Text passage:

★ ★ ★

DARPA Living Foundries plans to make Synthetic Biology ten times faster and cheaper

Wired Danger Room – DARPAs Living Foundries project was first announced by the agency last year. Darpa has handed out seven research awards worth $15.5 million to six different companies and institutions including the University of Texas at Austin and the California Institute of Technology. Two contracts were also issued to the J. Craig Venter Institute. Dr. Venter was among the first scientists to sequence a human genome, and his institute was, in 2010, the first to create a cell with entirely synthetic genome.

“Living Foundries” aspires to turn the slow, messy process of genetic engineering into a streamlined and standardized one. Of course, the field is already a burgeoning one: Scientists have tweaked cells in order to develop renewable petroleum and spider silk that’s tough as steel. And a host of companies are investigating the pharmaceutical and agricultural promise lurking — with some tinkering, of course — inside living cells.

Darpa notes, even the most cutting-edge synthetic biology projects “often take 7+ years and tens to hundreds of millions of dollars” to complete. Venter’s synthetic cell project, for example, cost an estimated $40 million.

Synthetic biology, as Darpa notes, has the potential to yield “new materials, novel capabilities, fuel and medicines” — everything from fuels to solar cells to vaccines could be produced by engineering different living cells. But the agency isn’t content to wait seven years for each new innovation. In fact, they want the capability for “on-demand production” of whatever bio-product suits the military’s immediate needs.

★ ★ ★

Actions to take:
1. In the Living Foundries article, what was the estimated cost of Venter's synthetic cell project?
2. Continue the Living Foundries article from the end of its final paragraph.

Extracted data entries

★ ★ ★

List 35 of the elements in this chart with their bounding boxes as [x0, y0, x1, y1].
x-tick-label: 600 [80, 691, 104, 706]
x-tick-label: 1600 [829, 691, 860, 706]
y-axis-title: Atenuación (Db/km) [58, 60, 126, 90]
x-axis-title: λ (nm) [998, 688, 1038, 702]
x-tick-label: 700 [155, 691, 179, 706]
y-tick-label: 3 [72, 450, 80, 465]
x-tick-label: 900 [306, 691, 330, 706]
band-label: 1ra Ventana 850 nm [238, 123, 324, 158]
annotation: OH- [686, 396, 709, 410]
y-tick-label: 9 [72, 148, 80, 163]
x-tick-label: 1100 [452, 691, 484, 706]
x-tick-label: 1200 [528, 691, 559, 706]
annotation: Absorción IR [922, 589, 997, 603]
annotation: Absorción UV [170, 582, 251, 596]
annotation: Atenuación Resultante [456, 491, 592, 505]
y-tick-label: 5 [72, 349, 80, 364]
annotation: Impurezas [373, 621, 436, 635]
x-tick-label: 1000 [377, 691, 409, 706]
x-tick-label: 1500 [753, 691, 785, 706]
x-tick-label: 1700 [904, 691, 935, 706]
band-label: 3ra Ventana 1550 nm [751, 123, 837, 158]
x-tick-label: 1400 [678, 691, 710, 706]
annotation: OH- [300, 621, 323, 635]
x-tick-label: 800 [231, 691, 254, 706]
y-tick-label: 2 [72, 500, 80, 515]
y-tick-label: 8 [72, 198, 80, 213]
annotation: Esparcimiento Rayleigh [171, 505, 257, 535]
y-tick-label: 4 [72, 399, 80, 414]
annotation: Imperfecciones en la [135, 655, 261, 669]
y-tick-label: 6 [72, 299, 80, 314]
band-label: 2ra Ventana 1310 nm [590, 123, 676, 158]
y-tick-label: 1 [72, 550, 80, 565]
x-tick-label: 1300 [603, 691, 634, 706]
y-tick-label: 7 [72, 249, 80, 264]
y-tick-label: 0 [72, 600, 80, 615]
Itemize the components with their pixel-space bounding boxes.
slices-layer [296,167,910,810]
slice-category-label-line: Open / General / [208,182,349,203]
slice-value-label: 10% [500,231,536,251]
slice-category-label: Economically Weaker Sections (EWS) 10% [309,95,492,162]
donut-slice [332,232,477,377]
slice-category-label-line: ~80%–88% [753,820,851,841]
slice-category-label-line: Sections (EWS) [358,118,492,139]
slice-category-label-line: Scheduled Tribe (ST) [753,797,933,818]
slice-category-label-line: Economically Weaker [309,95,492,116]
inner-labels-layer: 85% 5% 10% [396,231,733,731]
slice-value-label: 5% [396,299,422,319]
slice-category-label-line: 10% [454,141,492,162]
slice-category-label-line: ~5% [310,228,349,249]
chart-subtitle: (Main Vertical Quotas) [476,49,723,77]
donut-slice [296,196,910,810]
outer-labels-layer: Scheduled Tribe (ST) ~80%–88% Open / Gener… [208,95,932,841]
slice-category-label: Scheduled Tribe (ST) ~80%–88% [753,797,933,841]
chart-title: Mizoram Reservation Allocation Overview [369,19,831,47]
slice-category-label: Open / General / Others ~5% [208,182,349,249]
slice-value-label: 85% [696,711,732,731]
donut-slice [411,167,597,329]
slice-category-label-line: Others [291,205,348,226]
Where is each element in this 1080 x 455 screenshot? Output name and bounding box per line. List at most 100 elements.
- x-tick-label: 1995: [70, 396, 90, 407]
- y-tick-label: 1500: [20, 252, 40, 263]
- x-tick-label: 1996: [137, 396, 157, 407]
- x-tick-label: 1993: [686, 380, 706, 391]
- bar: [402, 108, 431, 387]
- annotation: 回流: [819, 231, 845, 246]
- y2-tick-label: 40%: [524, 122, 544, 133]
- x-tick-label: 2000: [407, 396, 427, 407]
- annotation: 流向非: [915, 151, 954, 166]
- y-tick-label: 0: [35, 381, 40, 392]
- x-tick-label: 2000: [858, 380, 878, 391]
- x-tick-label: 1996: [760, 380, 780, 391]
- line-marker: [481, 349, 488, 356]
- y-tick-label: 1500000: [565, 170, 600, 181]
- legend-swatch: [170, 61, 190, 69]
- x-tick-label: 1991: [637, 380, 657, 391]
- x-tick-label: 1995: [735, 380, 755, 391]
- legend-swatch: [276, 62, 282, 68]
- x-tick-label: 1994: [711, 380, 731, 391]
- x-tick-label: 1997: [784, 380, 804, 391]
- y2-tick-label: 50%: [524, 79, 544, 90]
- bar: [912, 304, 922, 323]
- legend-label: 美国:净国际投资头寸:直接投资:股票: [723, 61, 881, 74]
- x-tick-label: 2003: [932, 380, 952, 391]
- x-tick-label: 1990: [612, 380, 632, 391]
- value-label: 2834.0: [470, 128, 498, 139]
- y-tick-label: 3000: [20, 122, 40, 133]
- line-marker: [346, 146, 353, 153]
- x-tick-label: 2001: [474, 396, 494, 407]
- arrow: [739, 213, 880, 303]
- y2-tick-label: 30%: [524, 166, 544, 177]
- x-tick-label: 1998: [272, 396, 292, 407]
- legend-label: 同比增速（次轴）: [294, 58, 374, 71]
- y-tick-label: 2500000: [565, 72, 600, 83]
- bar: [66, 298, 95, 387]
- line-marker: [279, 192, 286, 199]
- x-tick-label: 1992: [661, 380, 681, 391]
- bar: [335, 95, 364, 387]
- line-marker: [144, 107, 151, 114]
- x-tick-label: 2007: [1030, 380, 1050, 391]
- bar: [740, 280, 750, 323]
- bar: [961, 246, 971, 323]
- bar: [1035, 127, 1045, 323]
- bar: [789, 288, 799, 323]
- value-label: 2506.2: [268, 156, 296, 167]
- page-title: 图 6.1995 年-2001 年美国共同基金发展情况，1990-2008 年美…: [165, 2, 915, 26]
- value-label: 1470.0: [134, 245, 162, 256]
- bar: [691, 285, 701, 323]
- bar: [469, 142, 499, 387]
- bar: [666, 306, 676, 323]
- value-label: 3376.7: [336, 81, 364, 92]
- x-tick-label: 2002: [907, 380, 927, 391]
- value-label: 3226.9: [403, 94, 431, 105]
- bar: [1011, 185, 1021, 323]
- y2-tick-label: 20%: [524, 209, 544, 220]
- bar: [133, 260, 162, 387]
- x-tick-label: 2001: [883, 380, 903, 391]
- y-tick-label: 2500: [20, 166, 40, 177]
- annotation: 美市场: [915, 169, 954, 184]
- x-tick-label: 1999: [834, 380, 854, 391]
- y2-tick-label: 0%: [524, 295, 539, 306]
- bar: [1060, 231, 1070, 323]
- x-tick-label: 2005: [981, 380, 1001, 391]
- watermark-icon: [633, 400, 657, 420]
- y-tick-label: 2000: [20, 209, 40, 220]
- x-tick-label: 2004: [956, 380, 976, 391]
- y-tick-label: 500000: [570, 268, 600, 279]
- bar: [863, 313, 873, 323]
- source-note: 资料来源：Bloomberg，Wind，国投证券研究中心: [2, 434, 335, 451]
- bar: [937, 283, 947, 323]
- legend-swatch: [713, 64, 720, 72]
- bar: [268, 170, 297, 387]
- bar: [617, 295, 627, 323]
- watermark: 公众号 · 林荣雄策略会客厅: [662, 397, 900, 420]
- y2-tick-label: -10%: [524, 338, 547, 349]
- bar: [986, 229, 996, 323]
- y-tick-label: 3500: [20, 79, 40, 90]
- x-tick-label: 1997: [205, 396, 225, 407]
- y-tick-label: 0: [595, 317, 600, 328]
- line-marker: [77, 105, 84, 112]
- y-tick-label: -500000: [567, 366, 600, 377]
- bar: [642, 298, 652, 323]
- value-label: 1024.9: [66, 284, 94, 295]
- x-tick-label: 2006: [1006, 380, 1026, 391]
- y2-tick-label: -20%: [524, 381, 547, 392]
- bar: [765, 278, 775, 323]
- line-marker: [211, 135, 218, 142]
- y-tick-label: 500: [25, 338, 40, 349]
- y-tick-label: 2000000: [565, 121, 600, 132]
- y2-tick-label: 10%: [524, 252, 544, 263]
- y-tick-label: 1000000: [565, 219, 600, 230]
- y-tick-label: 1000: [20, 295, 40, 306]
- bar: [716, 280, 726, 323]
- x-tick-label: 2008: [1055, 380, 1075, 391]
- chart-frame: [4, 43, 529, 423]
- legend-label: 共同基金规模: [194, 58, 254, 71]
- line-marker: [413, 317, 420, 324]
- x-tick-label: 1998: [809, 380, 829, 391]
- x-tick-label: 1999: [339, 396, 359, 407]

★ ★ ★

Written answers:
1. An estimated $40 million.

2.
The starting point, and one that agency-funded researchers will have to create, is a library of “modular genetic parts”: Standardized biological units that can be assembled in different ways — like LEGO — to create different materials.

Once that library is created, the agency wants researchers to come up with a set of “parts, regulators, devices and circuits” that can reliably yield various genetic systems. After that, they’ll also need “test platforms” to quickly evaluate new bio-materials. Think of it as a biological assembly line: Products are designed, pieced together using standardized tools and techniques, and then tested for efficacy.

The process, once established, ought to massively accelerate the pace of bio-engineering — and cut costs. The agency’s asking researchers to “compress the biological design-build-test cycle by at least 10X in both time and cost,” while also “increasing the complexity of systems that can be designed and executed.”